### EXERCISE
Write the material out again exactly as it stands.

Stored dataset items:
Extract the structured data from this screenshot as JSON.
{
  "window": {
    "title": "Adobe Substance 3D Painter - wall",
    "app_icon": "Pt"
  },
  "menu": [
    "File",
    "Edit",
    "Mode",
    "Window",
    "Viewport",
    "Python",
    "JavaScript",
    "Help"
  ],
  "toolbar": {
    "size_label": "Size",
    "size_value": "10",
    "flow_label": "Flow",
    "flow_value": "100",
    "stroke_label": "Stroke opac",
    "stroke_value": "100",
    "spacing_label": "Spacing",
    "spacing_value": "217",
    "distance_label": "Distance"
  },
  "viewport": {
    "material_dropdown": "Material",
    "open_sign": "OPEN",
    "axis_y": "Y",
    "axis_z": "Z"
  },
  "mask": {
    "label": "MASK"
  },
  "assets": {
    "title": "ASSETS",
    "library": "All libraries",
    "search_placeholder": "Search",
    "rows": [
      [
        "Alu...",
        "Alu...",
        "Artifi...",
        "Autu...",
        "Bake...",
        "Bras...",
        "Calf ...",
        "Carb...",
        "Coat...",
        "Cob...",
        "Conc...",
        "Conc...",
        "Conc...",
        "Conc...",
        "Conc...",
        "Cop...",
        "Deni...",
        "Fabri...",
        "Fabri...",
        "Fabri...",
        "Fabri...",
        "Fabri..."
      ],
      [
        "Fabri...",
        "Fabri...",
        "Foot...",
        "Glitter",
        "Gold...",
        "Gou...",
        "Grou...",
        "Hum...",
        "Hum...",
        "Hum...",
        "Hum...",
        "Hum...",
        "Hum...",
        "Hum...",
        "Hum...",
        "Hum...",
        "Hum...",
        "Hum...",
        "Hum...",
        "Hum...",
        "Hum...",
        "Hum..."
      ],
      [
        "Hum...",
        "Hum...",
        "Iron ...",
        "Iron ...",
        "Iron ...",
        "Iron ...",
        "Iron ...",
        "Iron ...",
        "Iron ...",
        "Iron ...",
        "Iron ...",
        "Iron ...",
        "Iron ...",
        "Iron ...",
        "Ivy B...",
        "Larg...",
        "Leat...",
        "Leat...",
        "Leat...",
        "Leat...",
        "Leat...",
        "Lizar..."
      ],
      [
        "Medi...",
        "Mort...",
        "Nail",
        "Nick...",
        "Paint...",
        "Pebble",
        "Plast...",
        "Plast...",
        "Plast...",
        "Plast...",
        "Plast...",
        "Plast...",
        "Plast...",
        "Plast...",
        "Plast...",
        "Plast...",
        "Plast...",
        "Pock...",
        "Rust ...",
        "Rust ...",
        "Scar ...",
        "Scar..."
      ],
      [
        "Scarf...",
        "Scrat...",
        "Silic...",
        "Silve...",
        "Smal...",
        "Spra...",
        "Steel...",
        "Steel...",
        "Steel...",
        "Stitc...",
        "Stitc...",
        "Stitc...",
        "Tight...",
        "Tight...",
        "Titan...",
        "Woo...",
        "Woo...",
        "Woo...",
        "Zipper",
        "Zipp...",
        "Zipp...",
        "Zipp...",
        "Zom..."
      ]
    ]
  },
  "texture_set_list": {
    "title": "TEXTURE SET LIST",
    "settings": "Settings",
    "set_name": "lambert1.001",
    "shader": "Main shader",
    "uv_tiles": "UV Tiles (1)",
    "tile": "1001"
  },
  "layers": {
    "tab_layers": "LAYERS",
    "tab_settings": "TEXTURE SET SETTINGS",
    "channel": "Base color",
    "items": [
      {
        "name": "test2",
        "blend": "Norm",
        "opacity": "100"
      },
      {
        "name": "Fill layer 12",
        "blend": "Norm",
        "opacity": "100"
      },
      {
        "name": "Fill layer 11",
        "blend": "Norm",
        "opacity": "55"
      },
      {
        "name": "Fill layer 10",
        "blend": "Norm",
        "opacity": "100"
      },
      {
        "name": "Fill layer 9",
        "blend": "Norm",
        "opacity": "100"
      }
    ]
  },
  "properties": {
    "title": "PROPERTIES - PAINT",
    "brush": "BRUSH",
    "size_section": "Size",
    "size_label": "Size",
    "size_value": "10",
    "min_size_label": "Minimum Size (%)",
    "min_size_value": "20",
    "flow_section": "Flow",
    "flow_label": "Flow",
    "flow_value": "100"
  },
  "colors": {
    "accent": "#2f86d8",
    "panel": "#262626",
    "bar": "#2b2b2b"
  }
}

### EXPECTED ANSWER
Extract the structured data from this screenshot as JSON.
{
  "window": {
    "title": "Adobe Substance 3D Painter - wall",
    "app_icon": "Pt"
  },
  "menu": [
    "File",
    "Edit",
    "Mode",
    "Window",
    "Viewport",
    "Python",
    "JavaScript",
    "Help"
  ],
  "toolbar": {
    "size_label": "Size",
    "size_value": "10",
    "flow_label": "Flow",
    "flow_value": "100",
    "stroke_label": "Stroke opac",
    "stroke_value": "100",
    "spacing_label": "Spacing",
    "spacing_value": "217",
    "distance_label": "Distance"
  },
  "viewport": {
    "material_dropdown": "Material",
    "open_sign": "OPEN",
    "axis_y": "Y",
    "axis_z": "Z"
  },
  "mask": {
    "label": "MASK"
  },
  "assets": {
    "title": "ASSETS",
    "library": "All libraries",
    "search_placeholder": "Search",
    "rows": [
      [
        "Alu...",
        "Alu...",
        "Artifi...",
        "Autu...",
        "Bake...",
        "Bras...",
        "Calf ...",
        "Carb...",
        "Coat...",
        "Cob...",
        "Conc...",
        "Conc...",
        "Conc...",
        "Conc...",
        "Conc...",
        "Cop...",
        "Deni...",
        "Fabri...",
        "Fabri...",
        "Fabri...",
        "Fabri...",
        "Fabri..."
      ],
      [
        "Fabri...",
        "Fabri...",
        "Foot...",
        "Glitter",
        "Gold...",
        "Gou...",
        "Grou...",
        "Hum...",
        "Hum...",
        "Hum...",
        "Hum...",
        "Hum...",
        "Hum...",
        "Hum...",
        "Hum...",
        "Hum...",
        "Hum...",
        "Hum...",
        "Hum...",
        "Hum...",
        "Hum...",
        "Hum..."
      ],
      [
        "Hum...",
        "Hum...",
        "Iron ...",
        "Iron ...",
        "Iron ...",
        "Iron ...",
        "Iron ...",
        "Iron ...",
        "Iron ...",
        "Iron ...",
        "Iron ...",
        "Iron ...",
        "Iron ...",
        "Iron ...",
        "Ivy B...",
        "Larg...",
        "Leat...",
        "Leat...",
        "Leat...",
        "Leat...",
        "Leat...",
        "Lizar..."
      ],
      [
        "Medi...",
        "Mort...",
        "Nail",
        "Nick...",
        "Paint...",
        "Pebble",
        "Plast...",
        "Plast...",
        "Plast...",
        "Plast...",
        "Plast...",
        "Plast...",
        "Plast...",
        "Plast...",
        "Plast...",
        "Plast...",
        "Plast...",
        "Pock...",
        "Rust ...",
        "Rust ...",
        "Scar ...",
        "Scar..."
      ],
      [
        "Scarf...",
        "Scrat...",
        "Silic...",
        "Silve...",
        "Smal...",
        "Spra...",
        "Steel...",
        "Steel...",
        "Steel...",
        "Stitc...",
        "Stitc...",
        "Stitc...",
        "Tight...",
        "Tight...",
        "Titan...",
        "Woo...",
        "Woo...",
        "Woo...",
        "Zipper",
        "Zipp...",
        "Zipp...",
        "Zipp...",
        "Zom..."
      ]
    ]
  },
  "texture_set_list": {
    "title": "TEXTURE SET LIST",
    "settings": "Settings",
    "set_name": "lambert1.001",
    "shader": "Main shader",
    "uv_tiles": "UV Tiles (1)",
    "tile": "1001"
  },
  "layers": {
    "tab_layers": "LAYERS",
    "tab_settings": "TEXTURE SET SETTINGS",
    "channel": "Base color",
    "items": [
      {
        "name": "test2",
        "blend": "Norm",
        "opacity": "100"
      },
      {
        "name": "Fill layer 12",
        "blend": "Norm",
        "opacity": "100"
      },
      {
        "name": "Fill layer 11",
        "blend": "Norm",
        "opacity": "55"
      },
      {
        "name": "Fill layer 10",
        "blend": "Norm",
        "opacity": "100"
      },
      {
        "name": "Fill layer 9",
        "blend": "Norm",
        "opacity": "100"
      }
    ]
  },
  "properties": {
    "title": "PROPERTIES - PAINT",
    "brush": "BRUSH",
    "size_section": "Size",
    "size_label": "Size",
    "size_value": "10",
    "min_size_label": "Minimum Size (%)",
    "min_size_value": "20",
    "flow_section": "Flow",
    "flow_label": "Flow",
    "flow_value": "100"
  },
  "colors": {
    "accent": "#2f86d8",
    "panel": "#262626",
    "bar": "#2b2b2b"
  }
}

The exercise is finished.